#### EXTRACTED MATERIAL ####
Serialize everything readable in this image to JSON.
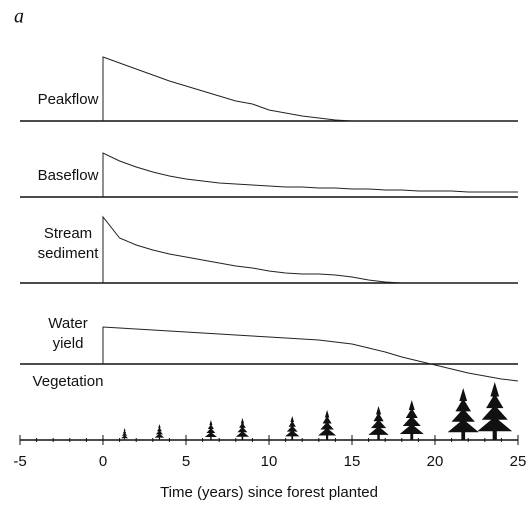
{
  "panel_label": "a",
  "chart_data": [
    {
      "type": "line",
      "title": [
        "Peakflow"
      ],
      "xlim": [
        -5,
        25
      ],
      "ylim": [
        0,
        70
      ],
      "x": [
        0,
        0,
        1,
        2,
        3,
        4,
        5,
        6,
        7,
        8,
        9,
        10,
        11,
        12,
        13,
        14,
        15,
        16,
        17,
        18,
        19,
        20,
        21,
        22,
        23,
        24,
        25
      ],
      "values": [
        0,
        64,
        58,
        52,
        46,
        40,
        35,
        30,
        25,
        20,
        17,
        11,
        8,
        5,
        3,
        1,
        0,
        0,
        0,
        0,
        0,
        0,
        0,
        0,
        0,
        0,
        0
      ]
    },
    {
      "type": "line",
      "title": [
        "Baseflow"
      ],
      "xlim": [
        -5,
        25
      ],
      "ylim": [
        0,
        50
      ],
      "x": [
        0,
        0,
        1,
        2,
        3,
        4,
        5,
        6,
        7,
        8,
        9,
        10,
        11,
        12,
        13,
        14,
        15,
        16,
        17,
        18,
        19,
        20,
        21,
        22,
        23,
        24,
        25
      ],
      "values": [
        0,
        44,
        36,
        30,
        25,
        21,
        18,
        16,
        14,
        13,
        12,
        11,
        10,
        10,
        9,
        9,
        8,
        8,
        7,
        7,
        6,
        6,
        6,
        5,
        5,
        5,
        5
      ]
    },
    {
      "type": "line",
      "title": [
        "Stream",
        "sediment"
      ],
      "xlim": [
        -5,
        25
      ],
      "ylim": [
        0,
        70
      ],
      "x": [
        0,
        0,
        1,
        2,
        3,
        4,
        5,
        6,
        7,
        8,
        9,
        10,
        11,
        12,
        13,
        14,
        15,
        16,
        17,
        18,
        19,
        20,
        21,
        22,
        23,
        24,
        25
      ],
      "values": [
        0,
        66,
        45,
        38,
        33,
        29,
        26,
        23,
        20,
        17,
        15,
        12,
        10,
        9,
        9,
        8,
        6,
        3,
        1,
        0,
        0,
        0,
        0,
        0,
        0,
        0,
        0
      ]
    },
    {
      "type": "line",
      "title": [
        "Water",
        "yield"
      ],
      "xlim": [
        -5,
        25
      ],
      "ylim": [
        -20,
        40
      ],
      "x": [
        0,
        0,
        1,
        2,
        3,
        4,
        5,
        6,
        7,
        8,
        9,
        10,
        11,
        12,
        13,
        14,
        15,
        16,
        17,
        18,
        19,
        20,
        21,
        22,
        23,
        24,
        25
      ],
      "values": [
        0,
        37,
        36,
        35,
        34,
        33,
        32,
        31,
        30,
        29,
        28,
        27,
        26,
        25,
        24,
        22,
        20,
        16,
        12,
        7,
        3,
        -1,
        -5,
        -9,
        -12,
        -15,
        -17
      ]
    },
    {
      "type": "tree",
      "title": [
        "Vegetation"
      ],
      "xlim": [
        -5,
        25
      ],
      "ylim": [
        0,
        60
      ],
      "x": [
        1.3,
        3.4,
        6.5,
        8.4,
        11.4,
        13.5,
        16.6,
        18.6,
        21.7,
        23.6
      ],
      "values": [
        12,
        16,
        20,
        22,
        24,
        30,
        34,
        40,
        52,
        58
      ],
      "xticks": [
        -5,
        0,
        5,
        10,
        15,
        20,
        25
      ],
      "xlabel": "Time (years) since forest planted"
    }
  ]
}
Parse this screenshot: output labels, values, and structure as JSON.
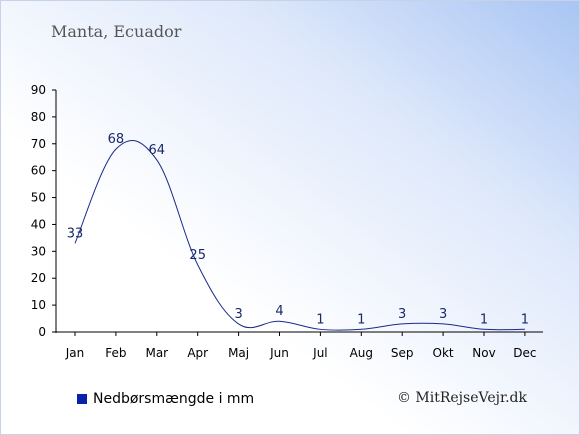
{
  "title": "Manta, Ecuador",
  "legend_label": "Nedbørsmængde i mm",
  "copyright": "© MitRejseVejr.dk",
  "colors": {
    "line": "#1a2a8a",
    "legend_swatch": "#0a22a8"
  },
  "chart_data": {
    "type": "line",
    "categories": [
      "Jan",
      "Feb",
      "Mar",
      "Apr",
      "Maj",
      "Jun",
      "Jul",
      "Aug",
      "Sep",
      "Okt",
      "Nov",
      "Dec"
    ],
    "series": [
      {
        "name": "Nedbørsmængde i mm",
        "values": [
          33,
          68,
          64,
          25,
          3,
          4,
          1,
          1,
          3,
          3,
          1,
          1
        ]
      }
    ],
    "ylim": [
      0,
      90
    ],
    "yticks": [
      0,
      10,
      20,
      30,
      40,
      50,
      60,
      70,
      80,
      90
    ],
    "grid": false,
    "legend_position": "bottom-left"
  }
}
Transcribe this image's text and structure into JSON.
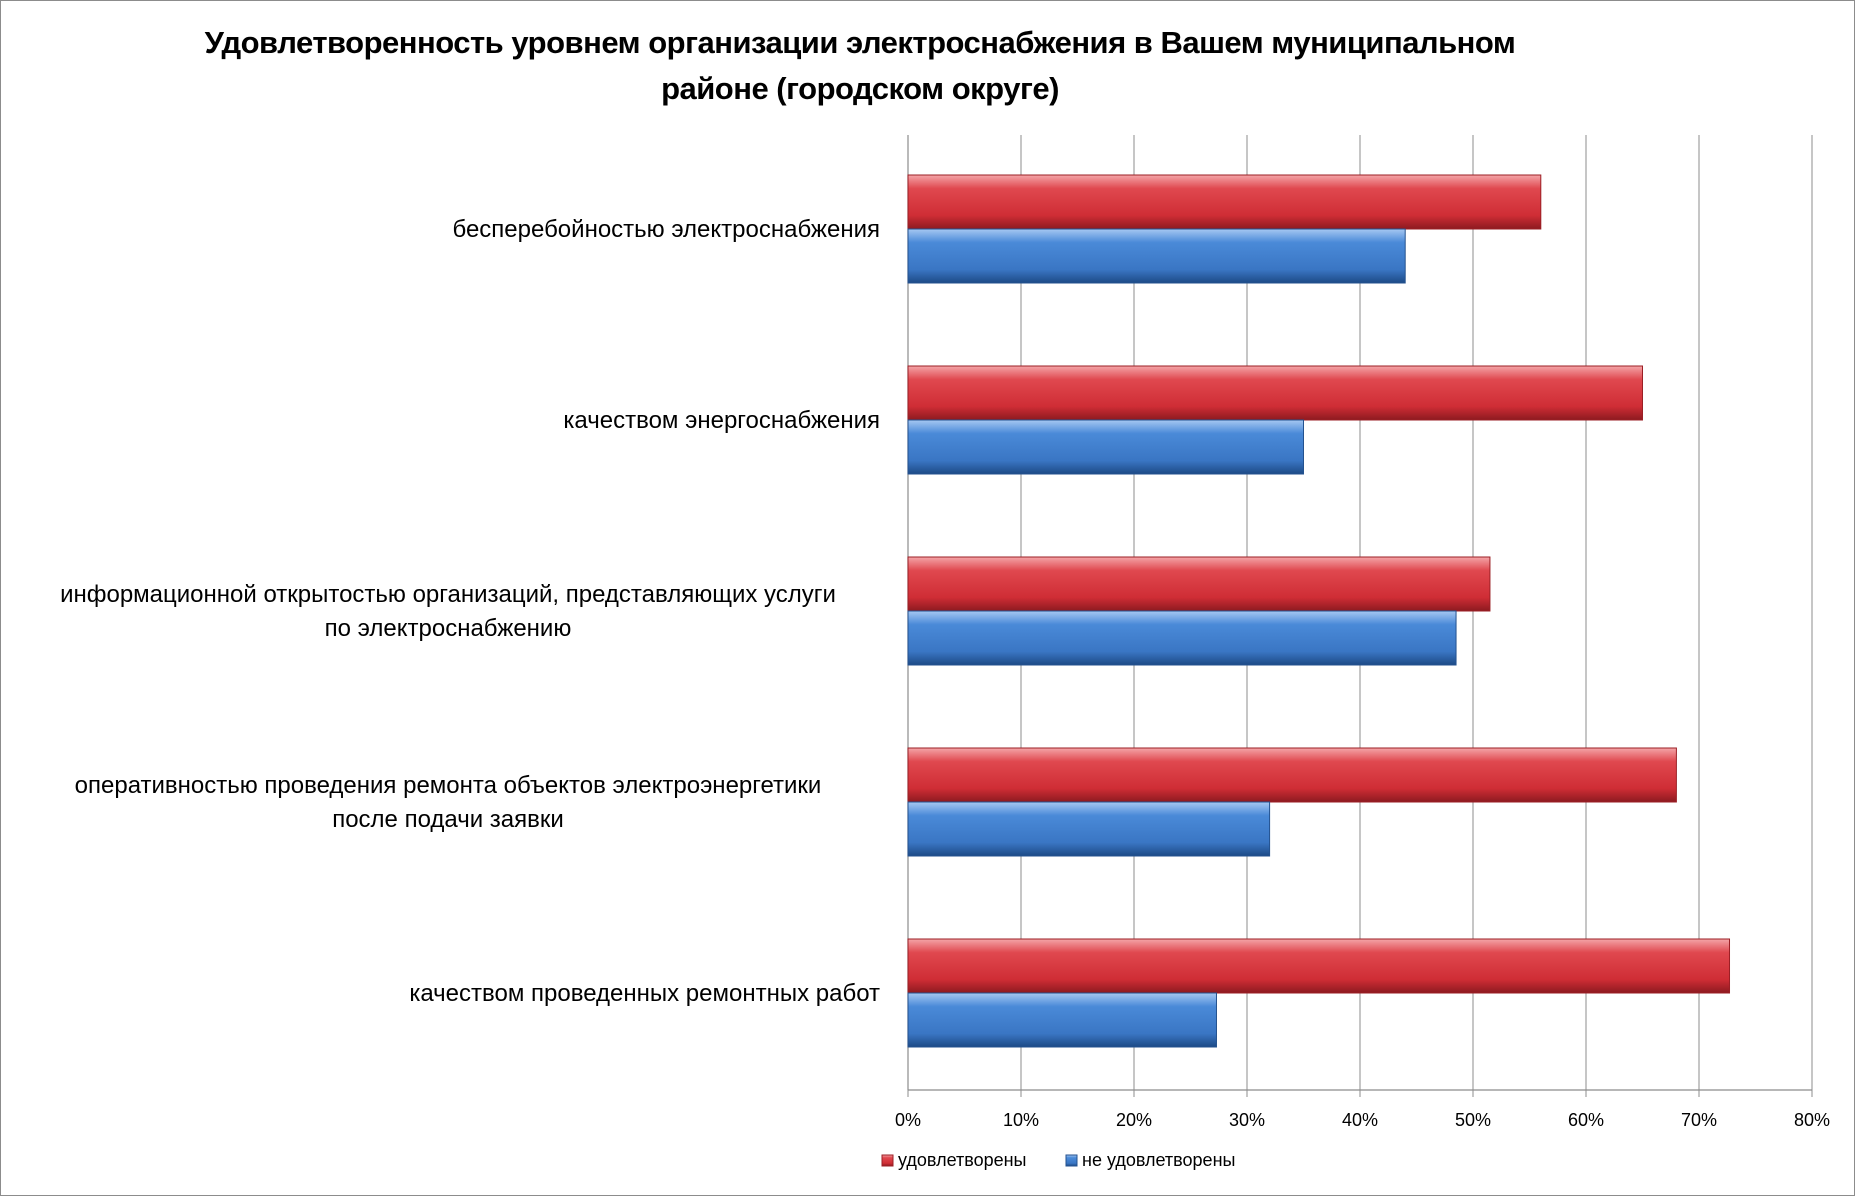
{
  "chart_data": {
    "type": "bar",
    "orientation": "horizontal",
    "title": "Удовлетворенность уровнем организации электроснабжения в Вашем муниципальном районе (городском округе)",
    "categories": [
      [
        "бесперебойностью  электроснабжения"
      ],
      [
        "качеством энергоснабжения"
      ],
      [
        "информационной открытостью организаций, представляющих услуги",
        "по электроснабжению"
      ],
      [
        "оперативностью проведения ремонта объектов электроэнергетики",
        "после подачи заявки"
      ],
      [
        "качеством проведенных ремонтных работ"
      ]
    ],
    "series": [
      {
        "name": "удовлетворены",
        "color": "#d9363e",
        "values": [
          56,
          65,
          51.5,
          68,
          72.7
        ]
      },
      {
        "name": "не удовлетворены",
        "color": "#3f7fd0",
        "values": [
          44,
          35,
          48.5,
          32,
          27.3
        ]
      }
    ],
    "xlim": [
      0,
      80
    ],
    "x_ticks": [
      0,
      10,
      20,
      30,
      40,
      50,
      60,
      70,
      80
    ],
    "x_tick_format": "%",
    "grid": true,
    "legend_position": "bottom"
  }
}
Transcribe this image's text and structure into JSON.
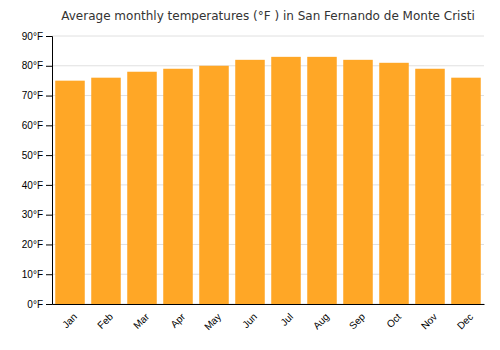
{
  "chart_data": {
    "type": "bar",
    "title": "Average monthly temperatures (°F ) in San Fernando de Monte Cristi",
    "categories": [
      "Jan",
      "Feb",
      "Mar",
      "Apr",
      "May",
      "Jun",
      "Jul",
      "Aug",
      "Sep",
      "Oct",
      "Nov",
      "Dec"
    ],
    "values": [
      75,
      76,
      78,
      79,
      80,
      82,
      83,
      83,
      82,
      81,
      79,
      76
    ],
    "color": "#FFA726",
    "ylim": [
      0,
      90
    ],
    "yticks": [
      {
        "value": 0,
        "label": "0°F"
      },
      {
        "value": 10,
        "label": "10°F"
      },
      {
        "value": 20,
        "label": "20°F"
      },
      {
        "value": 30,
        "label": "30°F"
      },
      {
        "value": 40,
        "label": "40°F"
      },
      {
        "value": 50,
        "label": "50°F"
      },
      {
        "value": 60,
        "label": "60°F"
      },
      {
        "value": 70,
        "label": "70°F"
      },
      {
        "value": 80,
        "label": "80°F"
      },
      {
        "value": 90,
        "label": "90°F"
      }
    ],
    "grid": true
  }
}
####
• [WHAT THE TASK ASKS]: Reproduce every record above exactly, omitting the pictures.

• [FULL OUTPUT]:
Serialize everything readable in this image to JSON.
{
  "panel_label": "a",
  "chart_data": [
    {
      "type": "line",
      "title": [
        "Peakflow"
      ],
      "xlim": [
        -5,
        25
      ],
      "ylim": [
        0,
        70
      ],
      "x": [
        0,
        0,
        1,
        2,
        3,
        4,
        5,
        6,
        7,
        8,
        9,
        10,
        11,
        12,
        13,
        14,
        15,
        16,
        17,
        18,
        19,
        20,
        21,
        22,
        23,
        24,
        25
      ],
      "values": [
        0,
        64,
        58,
        52,
        46,
        40,
        35,
        30,
        25,
        20,
        17,
        11,
        8,
        5,
        3,
        1,
        0,
        0,
        0,
        0,
        0,
        0,
        0,
        0,
        0,
        0,
        0
      ]
    },
    {
      "type": "line",
      "title": [
        "Baseflow"
      ],
      "xlim": [
        -5,
        25
      ],
      "ylim": [
        0,
        50
      ],
      "x": [
        0,
        0,
        1,
        2,
        3,
        4,
        5,
        6,
        7,
        8,
        9,
        10,
        11,
        12,
        13,
        14,
        15,
        16,
        17,
        18,
        19,
        20,
        21,
        22,
        23,
        24,
        25
      ],
      "values": [
        0,
        44,
        36,
        30,
        25,
        21,
        18,
        16,
        14,
        13,
        12,
        11,
        10,
        10,
        9,
        9,
        8,
        8,
        7,
        7,
        6,
        6,
        6,
        5,
        5,
        5,
        5
      ]
    },
    {
      "type": "line",
      "title": [
        "Stream",
        "sediment"
      ],
      "xlim": [
        -5,
        25
      ],
      "ylim": [
        0,
        70
      ],
      "x": [
        0,
        0,
        1,
        2,
        3,
        4,
        5,
        6,
        7,
        8,
        9,
        10,
        11,
        12,
        13,
        14,
        15,
        16,
        17,
        18,
        19,
        20,
        21,
        22,
        23,
        24,
        25
      ],
      "values": [
        0,
        66,
        45,
        38,
        33,
        29,
        26,
        23,
        20,
        17,
        15,
        12,
        10,
        9,
        9,
        8,
        6,
        3,
        1,
        0,
        0,
        0,
        0,
        0,
        0,
        0,
        0
      ]
    },
    {
      "type": "line",
      "title": [
        "Water",
        "yield"
      ],
      "xlim": [
        -5,
        25
      ],
      "ylim": [
        -20,
        40
      ],
      "x": [
        0,
        0,
        1,
        2,
        3,
        4,
        5,
        6,
        7,
        8,
        9,
        10,
        11,
        12,
        13,
        14,
        15,
        16,
        17,
        18,
        19,
        20,
        21,
        22,
        23,
        24,
        25
      ],
      "values": [
        0,
        37,
        36,
        35,
        34,
        33,
        32,
        31,
        30,
        29,
        28,
        27,
        26,
        25,
        24,
        22,
        20,
        16,
        12,
        7,
        3,
        -1,
        -5,
        -9,
        -12,
        -15,
        -17
      ]
    },
    {
      "type": "tree",
      "title": [
        "Vegetation"
      ],
      "xlim": [
        -5,
        25
      ],
      "ylim": [
        0,
        60
      ],
      "x": [
        1.3,
        3.4,
        6.5,
        8.4,
        11.4,
        13.5,
        16.6,
        18.6,
        21.7,
        23.6
      ],
      "values": [
        12,
        16,
        20,
        22,
        24,
        30,
        34,
        40,
        52,
        58
      ],
      "xticks": [
        -5,
        0,
        5,
        10,
        15,
        20,
        25
      ],
      "xlabel": "Time (years) since forest planted"
    }
  ]
}
Parse this screenshot: output labels, values, and structure as JSON.
{
  "title": "Manta, Ecuador",
  "legend_label": "Nedbørsmængde i mm",
  "copyright": "© MitRejseVejr.dk",
  "colors": {
    "line": "#1a2a8a",
    "legend_swatch": "#0a22a8"
  },
  "chart_data": {
    "type": "line",
    "categories": [
      "Jan",
      "Feb",
      "Mar",
      "Apr",
      "Maj",
      "Jun",
      "Jul",
      "Aug",
      "Sep",
      "Okt",
      "Nov",
      "Dec"
    ],
    "series": [
      {
        "name": "Nedbørsmængde i mm",
        "values": [
          33,
          68,
          64,
          25,
          3,
          4,
          1,
          1,
          3,
          3,
          1,
          1
        ]
      }
    ],
    "ylim": [
      0,
      90
    ],
    "yticks": [
      0,
      10,
      20,
      30,
      40,
      50,
      60,
      70,
      80,
      90
    ],
    "grid": false,
    "legend_position": "bottom-left"
  }
}
Transcribe this image's text and structure into JSON.
{
  "chart_data": {
    "type": "bar",
    "orientation": "horizontal",
    "title": "Удовлетворенность уровнем организации электроснабжения в Вашем муниципальном районе (городском округе)",
    "categories": [
      [
        "бесперебойностью  электроснабжения"
      ],
      [
        "качеством энергоснабжения"
      ],
      [
        "информационной открытостью организаций, представляющих услуги",
        "по электроснабжению"
      ],
      [
        "оперативностью проведения ремонта объектов электроэнергетики",
        "после подачи заявки"
      ],
      [
        "качеством проведенных ремонтных работ"
      ]
    ],
    "series": [
      {
        "name": "удовлетворены",
        "color": "#d9363e",
        "values": [
          56,
          65,
          51.5,
          68,
          72.7
        ]
      },
      {
        "name": "не удовлетворены",
        "color": "#3f7fd0",
        "values": [
          44,
          35,
          48.5,
          32,
          27.3
        ]
      }
    ],
    "xlim": [
      0,
      80
    ],
    "x_ticks": [
      0,
      10,
      20,
      30,
      40,
      50,
      60,
      70,
      80
    ],
    "x_tick_format": "%",
    "grid": true,
    "legend_position": "bottom"
  }
}
Transcribe this image's text and structure into JSON.
{
  "chart_data": {
    "type": "bar",
    "title": "Average monthly temperatures (°F ) in San Fernando de Monte Cristi",
    "categories": [
      "Jan",
      "Feb",
      "Mar",
      "Apr",
      "May",
      "Jun",
      "Jul",
      "Aug",
      "Sep",
      "Oct",
      "Nov",
      "Dec"
    ],
    "values": [
      75,
      76,
      78,
      79,
      80,
      82,
      83,
      83,
      82,
      81,
      79,
      76
    ],
    "color": "#FFA726",
    "ylim": [
      0,
      90
    ],
    "yticks": [
      {
        "value": 0,
        "label": "0°F"
      },
      {
        "value": 10,
        "label": "10°F"
      },
      {
        "value": 20,
        "label": "20°F"
      },
      {
        "value": 30,
        "label": "30°F"
      },
      {
        "value": 40,
        "label": "40°F"
      },
      {
        "value": 50,
        "label": "50°F"
      },
      {
        "value": 60,
        "label": "60°F"
      },
      {
        "value": 70,
        "label": "70°F"
      },
      {
        "value": 80,
        "label": "80°F"
      },
      {
        "value": 90,
        "label": "90°F"
      }
    ],
    "grid": true
  }
}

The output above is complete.